Saved entries:
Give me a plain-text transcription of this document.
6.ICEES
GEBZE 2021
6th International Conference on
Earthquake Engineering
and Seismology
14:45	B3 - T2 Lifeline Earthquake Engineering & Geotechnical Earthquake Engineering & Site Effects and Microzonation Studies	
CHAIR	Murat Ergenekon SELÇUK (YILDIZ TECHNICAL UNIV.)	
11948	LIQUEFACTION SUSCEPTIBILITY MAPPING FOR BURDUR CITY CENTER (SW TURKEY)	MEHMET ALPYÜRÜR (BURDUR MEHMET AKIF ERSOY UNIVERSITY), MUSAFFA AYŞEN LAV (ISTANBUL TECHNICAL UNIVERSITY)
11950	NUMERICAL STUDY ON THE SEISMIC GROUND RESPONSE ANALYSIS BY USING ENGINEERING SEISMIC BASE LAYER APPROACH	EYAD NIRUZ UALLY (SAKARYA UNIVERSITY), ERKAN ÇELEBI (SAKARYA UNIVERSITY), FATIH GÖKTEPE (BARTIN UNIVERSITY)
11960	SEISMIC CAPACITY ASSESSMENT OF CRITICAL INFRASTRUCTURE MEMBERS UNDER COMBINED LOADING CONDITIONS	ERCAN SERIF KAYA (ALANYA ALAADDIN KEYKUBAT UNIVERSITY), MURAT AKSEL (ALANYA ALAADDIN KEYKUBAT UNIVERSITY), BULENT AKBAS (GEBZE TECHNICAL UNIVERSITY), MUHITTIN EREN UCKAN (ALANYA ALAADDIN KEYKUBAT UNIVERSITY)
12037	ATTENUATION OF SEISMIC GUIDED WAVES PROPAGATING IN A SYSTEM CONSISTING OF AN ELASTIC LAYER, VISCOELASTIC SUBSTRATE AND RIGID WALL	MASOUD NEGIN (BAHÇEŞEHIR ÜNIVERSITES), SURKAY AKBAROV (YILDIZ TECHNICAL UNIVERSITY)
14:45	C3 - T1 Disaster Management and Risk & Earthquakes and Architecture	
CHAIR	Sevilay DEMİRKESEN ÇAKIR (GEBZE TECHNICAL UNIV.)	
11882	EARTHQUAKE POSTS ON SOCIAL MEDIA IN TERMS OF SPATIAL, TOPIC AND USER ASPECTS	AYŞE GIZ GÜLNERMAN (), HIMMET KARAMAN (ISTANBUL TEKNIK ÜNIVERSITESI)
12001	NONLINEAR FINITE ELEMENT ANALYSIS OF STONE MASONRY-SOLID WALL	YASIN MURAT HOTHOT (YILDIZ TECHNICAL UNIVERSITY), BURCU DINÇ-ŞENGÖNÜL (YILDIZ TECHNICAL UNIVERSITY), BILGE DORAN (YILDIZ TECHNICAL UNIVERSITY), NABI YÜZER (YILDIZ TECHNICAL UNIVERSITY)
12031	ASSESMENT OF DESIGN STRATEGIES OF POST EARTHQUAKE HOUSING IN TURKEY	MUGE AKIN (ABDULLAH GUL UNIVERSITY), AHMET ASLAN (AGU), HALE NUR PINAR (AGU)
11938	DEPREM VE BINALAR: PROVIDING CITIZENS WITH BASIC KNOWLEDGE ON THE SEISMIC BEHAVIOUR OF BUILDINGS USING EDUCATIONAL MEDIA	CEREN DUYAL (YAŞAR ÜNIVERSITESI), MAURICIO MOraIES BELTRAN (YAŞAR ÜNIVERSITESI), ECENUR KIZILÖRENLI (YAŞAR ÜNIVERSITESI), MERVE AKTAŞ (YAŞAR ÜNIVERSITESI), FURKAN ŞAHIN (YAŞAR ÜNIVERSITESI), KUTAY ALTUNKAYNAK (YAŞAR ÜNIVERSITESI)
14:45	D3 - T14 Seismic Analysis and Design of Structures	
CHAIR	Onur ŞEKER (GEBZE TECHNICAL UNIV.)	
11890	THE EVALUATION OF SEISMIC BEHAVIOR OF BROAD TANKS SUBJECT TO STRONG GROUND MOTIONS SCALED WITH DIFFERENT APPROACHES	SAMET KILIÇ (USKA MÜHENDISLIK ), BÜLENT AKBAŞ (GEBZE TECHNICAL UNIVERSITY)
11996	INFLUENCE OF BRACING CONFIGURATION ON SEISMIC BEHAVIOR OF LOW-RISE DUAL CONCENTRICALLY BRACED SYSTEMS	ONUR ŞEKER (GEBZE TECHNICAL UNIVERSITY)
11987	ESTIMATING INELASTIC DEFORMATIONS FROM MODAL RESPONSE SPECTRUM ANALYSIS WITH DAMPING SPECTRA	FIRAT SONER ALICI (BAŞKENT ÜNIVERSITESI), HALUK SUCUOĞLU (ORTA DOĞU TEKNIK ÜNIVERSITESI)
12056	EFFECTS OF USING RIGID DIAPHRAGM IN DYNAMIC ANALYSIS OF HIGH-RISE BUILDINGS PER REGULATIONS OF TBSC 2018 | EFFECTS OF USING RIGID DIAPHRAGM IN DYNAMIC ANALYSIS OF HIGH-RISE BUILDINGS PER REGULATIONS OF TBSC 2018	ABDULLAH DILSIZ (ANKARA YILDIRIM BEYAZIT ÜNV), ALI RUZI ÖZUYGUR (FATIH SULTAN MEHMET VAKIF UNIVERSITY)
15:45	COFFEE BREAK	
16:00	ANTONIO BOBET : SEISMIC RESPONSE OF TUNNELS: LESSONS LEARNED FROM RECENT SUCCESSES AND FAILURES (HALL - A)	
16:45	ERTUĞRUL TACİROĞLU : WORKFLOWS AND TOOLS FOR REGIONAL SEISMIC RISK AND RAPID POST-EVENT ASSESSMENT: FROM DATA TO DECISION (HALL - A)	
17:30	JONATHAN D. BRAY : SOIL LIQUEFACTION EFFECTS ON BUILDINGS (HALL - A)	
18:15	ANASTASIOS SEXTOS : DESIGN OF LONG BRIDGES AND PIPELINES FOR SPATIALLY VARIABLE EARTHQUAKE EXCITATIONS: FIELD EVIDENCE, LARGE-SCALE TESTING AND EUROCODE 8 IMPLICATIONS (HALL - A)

• PROBLEM TO SOLVE
Type the whole listing again, unaltered.

• FINAL RESULT
Give me a plain-text transcription of this document.
6.ICEES
GEBZE 2021
6th International Conference on
Earthquake Engineering
and Seismology
14:45	B3 - T2 Lifeline Earthquake Engineering & Geotechnical Earthquake Engineering & Site Effects and Microzonation Studies	
CHAIR	Murat Ergenekon SELÇUK (YILDIZ TECHNICAL UNIV.)	
11948	LIQUEFACTION SUSCEPTIBILITY MAPPING FOR BURDUR CITY CENTER (SW TURKEY)	MEHMET ALPYÜRÜR (BURDUR MEHMET AKIF ERSOY UNIVERSITY), MUSAFFA AYŞEN LAV (ISTANBUL TECHNICAL UNIVERSITY)
11950	NUMERICAL STUDY ON THE SEISMIC GROUND RESPONSE ANALYSIS BY USING ENGINEERING SEISMIC BASE LAYER APPROACH	EYAD NIRUZ UALLY (SAKARYA UNIVERSITY), ERKAN ÇELEBI (SAKARYA UNIVERSITY), FATIH GÖKTEPE (BARTIN UNIVERSITY)
11960	SEISMIC CAPACITY ASSESSMENT OF CRITICAL INFRASTRUCTURE MEMBERS UNDER COMBINED LOADING CONDITIONS	ERCAN SERIF KAYA (ALANYA ALAADDIN KEYKUBAT UNIVERSITY), MURAT AKSEL (ALANYA ALAADDIN KEYKUBAT UNIVERSITY), BULENT AKBAS (GEBZE TECHNICAL UNIVERSITY), MUHITTIN EREN UCKAN (ALANYA ALAADDIN KEYKUBAT UNIVERSITY)
12037	ATTENUATION OF SEISMIC GUIDED WAVES PROPAGATING IN A SYSTEM CONSISTING OF AN ELASTIC LAYER, VISCOELASTIC SUBSTRATE AND RIGID WALL	MASOUD NEGIN (BAHÇEŞEHIR ÜNIVERSITES), SURKAY AKBAROV (YILDIZ TECHNICAL UNIVERSITY)
14:45	C3 - T1 Disaster Management and Risk & Earthquakes and Architecture	
CHAIR	Sevilay DEMİRKESEN ÇAKIR (GEBZE TECHNICAL UNIV.)	
11882	EARTHQUAKE POSTS ON SOCIAL MEDIA IN TERMS OF SPATIAL, TOPIC AND USER ASPECTS	AYŞE GIZ GÜLNERMAN (), HIMMET KARAMAN (ISTANBUL TEKNIK ÜNIVERSITESI)
12001	NONLINEAR FINITE ELEMENT ANALYSIS OF STONE MASONRY-SOLID WALL	YASIN MURAT HOTHOT (YILDIZ TECHNICAL UNIVERSITY), BURCU DINÇ-ŞENGÖNÜL (YILDIZ TECHNICAL UNIVERSITY), BILGE DORAN (YILDIZ TECHNICAL UNIVERSITY), NABI YÜZER (YILDIZ TECHNICAL UNIVERSITY)
12031	ASSESMENT OF DESIGN STRATEGIES OF POST EARTHQUAKE HOUSING IN TURKEY	MUGE AKIN (ABDULLAH GUL UNIVERSITY), AHMET ASLAN (AGU), HALE NUR PINAR (AGU)
11938	DEPREM VE BINALAR: PROVIDING CITIZENS WITH BASIC KNOWLEDGE ON THE SEISMIC BEHAVIOUR OF BUILDINGS USING EDUCATIONAL MEDIA	CEREN DUYAL (YAŞAR ÜNIVERSITESI), MAURICIO MOraIES BELTRAN (YAŞAR ÜNIVERSITESI), ECENUR KIZILÖRENLI (YAŞAR ÜNIVERSITESI), MERVE AKTAŞ (YAŞAR ÜNIVERSITESI), FURKAN ŞAHIN (YAŞAR ÜNIVERSITESI), KUTAY ALTUNKAYNAK (YAŞAR ÜNIVERSITESI)
14:45	D3 - T14 Seismic Analysis and Design of Structures	
CHAIR	Onur ŞEKER (GEBZE TECHNICAL UNIV.)	
11890	THE EVALUATION OF SEISMIC BEHAVIOR OF BROAD TANKS SUBJECT TO STRONG GROUND MOTIONS SCALED WITH DIFFERENT APPROACHES	SAMET KILIÇ (USKA MÜHENDISLIK ), BÜLENT AKBAŞ (GEBZE TECHNICAL UNIVERSITY)
11996	INFLUENCE OF BRACING CONFIGURATION ON SEISMIC BEHAVIOR OF LOW-RISE DUAL CONCENTRICALLY BRACED SYSTEMS	ONUR ŞEKER (GEBZE TECHNICAL UNIVERSITY)
11987	ESTIMATING INELASTIC DEFORMATIONS FROM MODAL RESPONSE SPECTRUM ANALYSIS WITH DAMPING SPECTRA	FIRAT SONER ALICI (BAŞKENT ÜNIVERSITESI), HALUK SUCUOĞLU (ORTA DOĞU TEKNIK ÜNIVERSITESI)
12056	EFFECTS OF USING RIGID DIAPHRAGM IN DYNAMIC ANALYSIS OF HIGH-RISE BUILDINGS PER REGULATIONS OF TBSC 2018 | EFFECTS OF USING RIGID DIAPHRAGM IN DYNAMIC ANALYSIS OF HIGH-RISE BUILDINGS PER REGULATIONS OF TBSC 2018	ABDULLAH DILSIZ (ANKARA YILDIRIM BEYAZIT ÜNV), ALI RUZI ÖZUYGUR (FATIH SULTAN MEHMET VAKIF UNIVERSITY)
15:45	COFFEE BREAK	
16:00	ANTONIO BOBET : SEISMIC RESPONSE OF TUNNELS: LESSONS LEARNED FROM RECENT SUCCESSES AND FAILURES (HALL - A)	
16:45	ERTUĞRUL TACİROĞLU : WORKFLOWS AND TOOLS FOR REGIONAL SEISMIC RISK AND RAPID POST-EVENT ASSESSMENT: FROM DATA TO DECISION (HALL - A)	
17:30	JONATHAN D. BRAY : SOIL LIQUEFACTION EFFECTS ON BUILDINGS (HALL - A)	
18:15	ANASTASIOS SEXTOS : DESIGN OF LONG BRIDGES AND PIPELINES FOR SPATIALLY VARIABLE EARTHQUAKE EXCITATIONS: FIELD EVIDENCE, LARGE-SCALE TESTING AND EUROCODE 8 IMPLICATIONS (HALL - A)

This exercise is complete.